··· Records

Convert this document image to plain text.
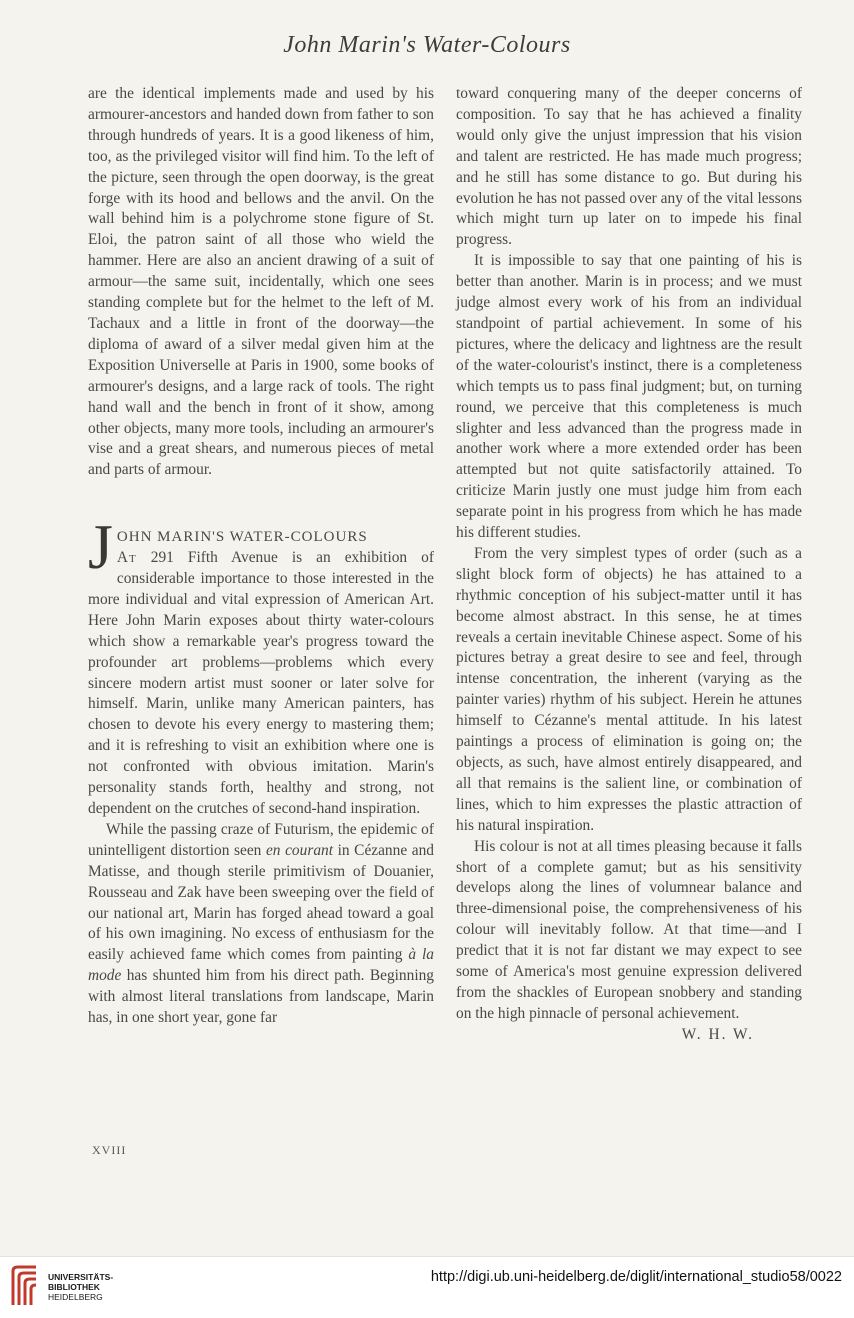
John Marin's Water-Colours

are the identical implements made and used by his armourer-ancestors and handed down from father to son through hundreds of years. It is a good likeness of him, too, as the privileged visitor will find him. To the left of the picture, seen through the open doorway, is the great forge with its hood and bellows and the anvil. On the wall behind him is a polychrome stone figure of St. Eloi, the patron saint of all those who wield the hammer. Here are also an ancient drawing of a suit of armour—the same suit, incidentally, which one sees standing complete but for the helmet to the left of M. Tachaux and a little in front of the doorway—the diploma of award of a silver medal given him at the Exposition Universelle at Paris in 1900, some books of armourer's designs, and a large rack of tools. The right hand wall and the bench in front of it show, among other objects, many more tools, including an armourer's vise and a great shears, and numerous pieces of metal and parts of armour.

J OHN MARIN'S WATER-COLOURS

At 291 Fifth Avenue is an exhibition of considerable importance to those interested in the more individual and vital expression of American Art. Here John Marin exposes about thirty water-colours which show a remarkable year's progress toward the profounder art problems—problems which every sincere modern artist must sooner or later solve for himself. Marin, unlike many American painters, has chosen to devote his every energy to mastering them; and it is refreshing to visit an exhibition where one is not confronted with obvious imitation. Marin's personality stands forth, healthy and strong, not dependent on the crutches of second-hand inspiration.

While the passing craze of Futurism, the epidemic of unintelligent distortion seen en courant in Cézanne and Matisse, and though sterile primitivism of Douanier, Rousseau and Zak have been sweeping over the field of our national art, Marin has forged ahead toward a goal of his own imagining. No excess of enthusiasm for the easily achieved fame which comes from painting à la mode has shunted him from his direct path. Beginning with almost literal translations from landscape, Marin has, in one short year, gone far

toward conquering many of the deeper concerns of composition. To say that he has achieved a finality would only give the unjust impression that his vision and talent are restricted. He has made much progress; and he still has some distance to go. But during his evolution he has not passed over any of the vital lessons which might turn up later on to impede his final progress.

It is impossible to say that one painting of his is better than another. Marin is in process; and we must judge almost every work of his from an individual standpoint of partial achievement. In some of his pictures, where the delicacy and lightness are the result of the water-colourist's instinct, there is a completeness which tempts us to pass final judgment; but, on turning round, we perceive that this completeness is much slighter and less advanced than the progress made in another work where a more extended order has been attempted but not quite satisfactorily attained. To criticize Marin justly one must judge him from each separate point in his progress from which he has made his different studies.

From the very simplest types of order (such as a slight block form of objects) he has attained to a rhythmic conception of his subject-matter until it has become almost abstract. In this sense, he at times reveals a certain inevitable Chinese aspect. Some of his pictures betray a great desire to see and feel, through intense concentration, the inherent (varying as the painter varies) rhythm of his subject. Herein he attunes himself to Cézanne's mental attitude. In his latest paintings a process of elimination is going on; the objects, as such, have almost entirely disappeared, and all that remains is the salient line, or combination of lines, which to him expresses the plastic attraction of his natural inspiration.

His colour is not at all times pleasing because it falls short of a complete gamut; but as his sensitivity develops along the lines of volumnear balance and three-dimensional poise, the comprehensiveness of his colour will inevitably follow. At that time—and I predict that it is not far distant we may expect to see some of America's most genuine expression delivered from the shackles of European snobbery and standing on the high pinnacle of personal achievement.

W. H. W.

XVIII
UNIVERSITÄTS-
BIBLIOTHEK
HEIDELBERG
http://digi.ub.uni-heidelberg.de/diglit/international_studio58/0022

······

Check each line in the records for the word "short" and say how many have it, with nothing else.

2